Figure collection entries
◇ ◇ ◇ ◇ ◇

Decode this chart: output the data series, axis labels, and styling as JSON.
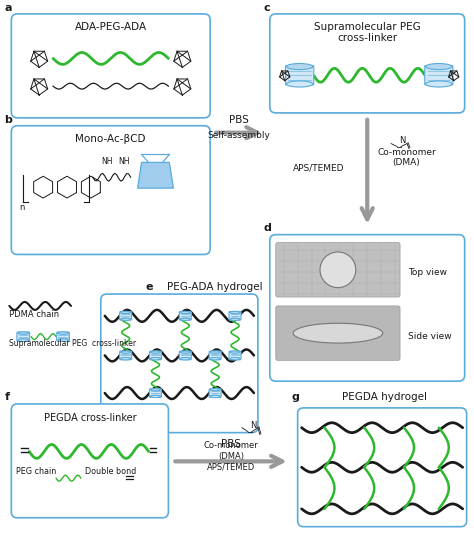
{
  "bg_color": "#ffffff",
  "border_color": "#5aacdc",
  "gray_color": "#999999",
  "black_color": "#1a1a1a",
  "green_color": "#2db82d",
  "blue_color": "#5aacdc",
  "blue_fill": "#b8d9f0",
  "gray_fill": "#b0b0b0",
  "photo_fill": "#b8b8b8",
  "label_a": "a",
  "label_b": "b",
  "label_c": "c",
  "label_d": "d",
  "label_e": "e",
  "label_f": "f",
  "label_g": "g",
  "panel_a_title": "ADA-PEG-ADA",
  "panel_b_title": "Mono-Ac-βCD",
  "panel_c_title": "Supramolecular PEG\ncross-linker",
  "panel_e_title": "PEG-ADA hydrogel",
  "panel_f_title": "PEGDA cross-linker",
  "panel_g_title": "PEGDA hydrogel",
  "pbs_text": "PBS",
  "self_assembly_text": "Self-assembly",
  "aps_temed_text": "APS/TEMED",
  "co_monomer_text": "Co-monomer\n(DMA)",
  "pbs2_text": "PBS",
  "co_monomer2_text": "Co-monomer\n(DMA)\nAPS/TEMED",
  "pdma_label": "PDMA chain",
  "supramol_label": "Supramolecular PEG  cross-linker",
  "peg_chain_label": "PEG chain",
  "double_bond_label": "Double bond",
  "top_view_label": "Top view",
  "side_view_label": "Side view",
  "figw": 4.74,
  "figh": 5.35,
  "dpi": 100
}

◇ ◇ ◇ ◇ ◇

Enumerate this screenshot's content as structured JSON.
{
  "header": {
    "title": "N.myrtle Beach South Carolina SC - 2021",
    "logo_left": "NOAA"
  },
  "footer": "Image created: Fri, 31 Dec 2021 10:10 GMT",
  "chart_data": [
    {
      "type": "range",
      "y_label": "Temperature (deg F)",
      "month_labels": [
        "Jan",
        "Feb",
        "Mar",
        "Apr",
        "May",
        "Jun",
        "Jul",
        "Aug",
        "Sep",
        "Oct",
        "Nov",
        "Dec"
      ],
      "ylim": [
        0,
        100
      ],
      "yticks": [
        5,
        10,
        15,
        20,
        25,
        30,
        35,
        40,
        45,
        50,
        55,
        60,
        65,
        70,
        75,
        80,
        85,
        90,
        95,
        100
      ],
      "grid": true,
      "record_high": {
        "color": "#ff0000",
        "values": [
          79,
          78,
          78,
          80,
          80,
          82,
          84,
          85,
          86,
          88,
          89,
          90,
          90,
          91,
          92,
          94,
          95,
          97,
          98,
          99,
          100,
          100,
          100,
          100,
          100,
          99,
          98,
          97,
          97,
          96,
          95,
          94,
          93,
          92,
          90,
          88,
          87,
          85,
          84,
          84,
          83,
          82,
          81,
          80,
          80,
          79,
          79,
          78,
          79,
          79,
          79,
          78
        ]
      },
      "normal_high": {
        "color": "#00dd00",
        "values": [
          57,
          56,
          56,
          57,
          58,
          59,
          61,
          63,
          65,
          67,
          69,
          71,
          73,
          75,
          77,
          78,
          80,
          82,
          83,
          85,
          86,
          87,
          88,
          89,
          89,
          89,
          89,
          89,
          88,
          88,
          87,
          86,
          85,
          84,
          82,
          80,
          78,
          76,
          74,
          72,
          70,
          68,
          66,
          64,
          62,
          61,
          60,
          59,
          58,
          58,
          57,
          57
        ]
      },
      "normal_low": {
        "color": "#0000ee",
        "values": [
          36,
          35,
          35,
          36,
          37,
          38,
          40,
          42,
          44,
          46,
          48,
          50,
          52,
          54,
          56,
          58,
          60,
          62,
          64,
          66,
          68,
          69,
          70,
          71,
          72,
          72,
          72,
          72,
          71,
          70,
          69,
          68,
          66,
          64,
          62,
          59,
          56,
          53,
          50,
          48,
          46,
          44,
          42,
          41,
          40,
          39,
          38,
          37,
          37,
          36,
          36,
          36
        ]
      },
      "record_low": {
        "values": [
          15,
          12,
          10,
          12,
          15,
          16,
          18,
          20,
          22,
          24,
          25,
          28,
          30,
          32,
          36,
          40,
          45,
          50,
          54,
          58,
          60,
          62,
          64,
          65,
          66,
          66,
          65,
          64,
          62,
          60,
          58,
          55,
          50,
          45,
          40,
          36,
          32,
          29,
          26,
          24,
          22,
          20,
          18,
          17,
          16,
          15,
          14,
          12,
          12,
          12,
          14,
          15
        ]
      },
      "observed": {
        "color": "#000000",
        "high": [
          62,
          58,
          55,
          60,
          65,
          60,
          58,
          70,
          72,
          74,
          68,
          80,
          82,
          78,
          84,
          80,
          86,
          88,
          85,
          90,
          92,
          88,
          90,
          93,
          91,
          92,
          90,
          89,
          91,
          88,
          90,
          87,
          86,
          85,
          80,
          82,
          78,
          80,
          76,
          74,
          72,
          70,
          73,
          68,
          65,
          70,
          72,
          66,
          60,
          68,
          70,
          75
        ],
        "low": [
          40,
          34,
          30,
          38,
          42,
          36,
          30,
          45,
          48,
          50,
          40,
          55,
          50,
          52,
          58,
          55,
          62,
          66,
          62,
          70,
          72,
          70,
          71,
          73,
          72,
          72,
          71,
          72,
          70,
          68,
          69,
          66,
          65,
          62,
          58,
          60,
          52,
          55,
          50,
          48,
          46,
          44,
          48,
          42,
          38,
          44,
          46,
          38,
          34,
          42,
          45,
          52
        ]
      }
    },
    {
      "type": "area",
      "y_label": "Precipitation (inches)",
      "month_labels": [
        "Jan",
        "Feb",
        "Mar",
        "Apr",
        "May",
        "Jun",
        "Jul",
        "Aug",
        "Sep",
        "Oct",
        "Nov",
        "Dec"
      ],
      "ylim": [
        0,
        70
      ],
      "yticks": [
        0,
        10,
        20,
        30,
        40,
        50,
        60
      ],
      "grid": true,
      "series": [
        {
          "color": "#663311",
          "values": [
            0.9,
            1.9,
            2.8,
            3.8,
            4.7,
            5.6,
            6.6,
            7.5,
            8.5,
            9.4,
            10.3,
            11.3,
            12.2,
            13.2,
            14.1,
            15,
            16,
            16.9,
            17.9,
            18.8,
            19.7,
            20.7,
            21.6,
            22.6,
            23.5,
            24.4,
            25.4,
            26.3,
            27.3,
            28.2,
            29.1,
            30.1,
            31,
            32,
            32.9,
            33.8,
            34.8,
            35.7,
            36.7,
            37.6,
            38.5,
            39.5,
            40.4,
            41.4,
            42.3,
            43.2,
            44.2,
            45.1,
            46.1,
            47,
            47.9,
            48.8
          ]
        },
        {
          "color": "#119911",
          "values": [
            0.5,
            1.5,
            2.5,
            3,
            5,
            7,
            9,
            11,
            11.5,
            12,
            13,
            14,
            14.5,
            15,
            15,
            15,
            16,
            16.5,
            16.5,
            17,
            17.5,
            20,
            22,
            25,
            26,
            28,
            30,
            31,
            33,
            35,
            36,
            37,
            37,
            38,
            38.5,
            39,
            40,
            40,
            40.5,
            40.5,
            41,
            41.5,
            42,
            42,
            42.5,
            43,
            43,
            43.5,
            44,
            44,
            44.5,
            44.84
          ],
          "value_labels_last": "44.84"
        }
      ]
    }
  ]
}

◇ ◇ ◇ ◇ ◇

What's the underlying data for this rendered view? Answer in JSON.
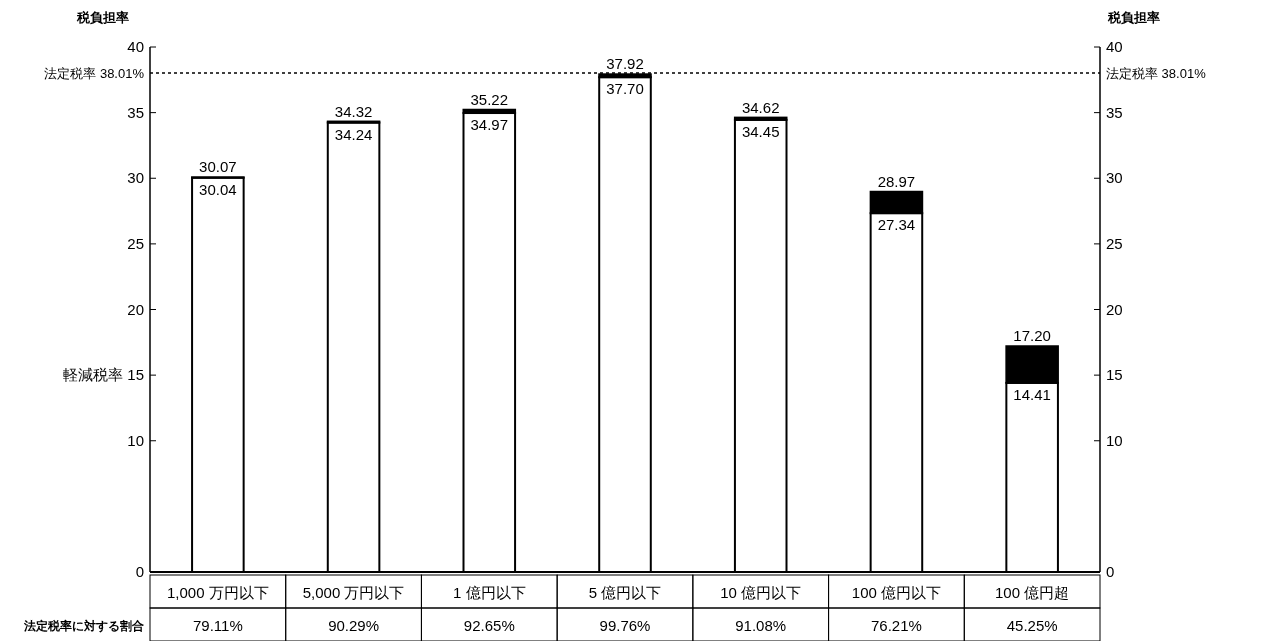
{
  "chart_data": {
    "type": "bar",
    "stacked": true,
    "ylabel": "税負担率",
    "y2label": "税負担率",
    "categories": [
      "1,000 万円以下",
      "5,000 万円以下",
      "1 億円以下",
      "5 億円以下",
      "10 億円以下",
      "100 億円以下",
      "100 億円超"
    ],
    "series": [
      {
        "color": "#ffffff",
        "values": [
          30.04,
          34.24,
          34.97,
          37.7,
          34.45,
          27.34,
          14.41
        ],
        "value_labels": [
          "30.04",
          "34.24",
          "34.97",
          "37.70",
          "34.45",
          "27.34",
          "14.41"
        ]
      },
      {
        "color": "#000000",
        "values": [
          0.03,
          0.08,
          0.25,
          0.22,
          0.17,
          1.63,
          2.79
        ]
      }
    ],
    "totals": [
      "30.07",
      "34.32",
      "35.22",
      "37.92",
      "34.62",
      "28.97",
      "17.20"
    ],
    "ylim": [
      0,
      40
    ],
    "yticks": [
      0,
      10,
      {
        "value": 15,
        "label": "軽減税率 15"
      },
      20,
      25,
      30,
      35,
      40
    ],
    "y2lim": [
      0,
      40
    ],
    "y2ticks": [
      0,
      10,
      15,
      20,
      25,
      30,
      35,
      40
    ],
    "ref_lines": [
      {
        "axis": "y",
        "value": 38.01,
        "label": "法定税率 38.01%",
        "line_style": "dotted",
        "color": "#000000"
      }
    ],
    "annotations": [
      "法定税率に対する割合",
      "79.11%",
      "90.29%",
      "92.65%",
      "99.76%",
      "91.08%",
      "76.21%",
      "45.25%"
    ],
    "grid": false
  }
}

◇ ◇ ◇ ◇ ◇

* [Aim]
Tally the lines in the entries above that hold the word "TEMED". Reply with nothing but that count.

* [Response to the exercise]
2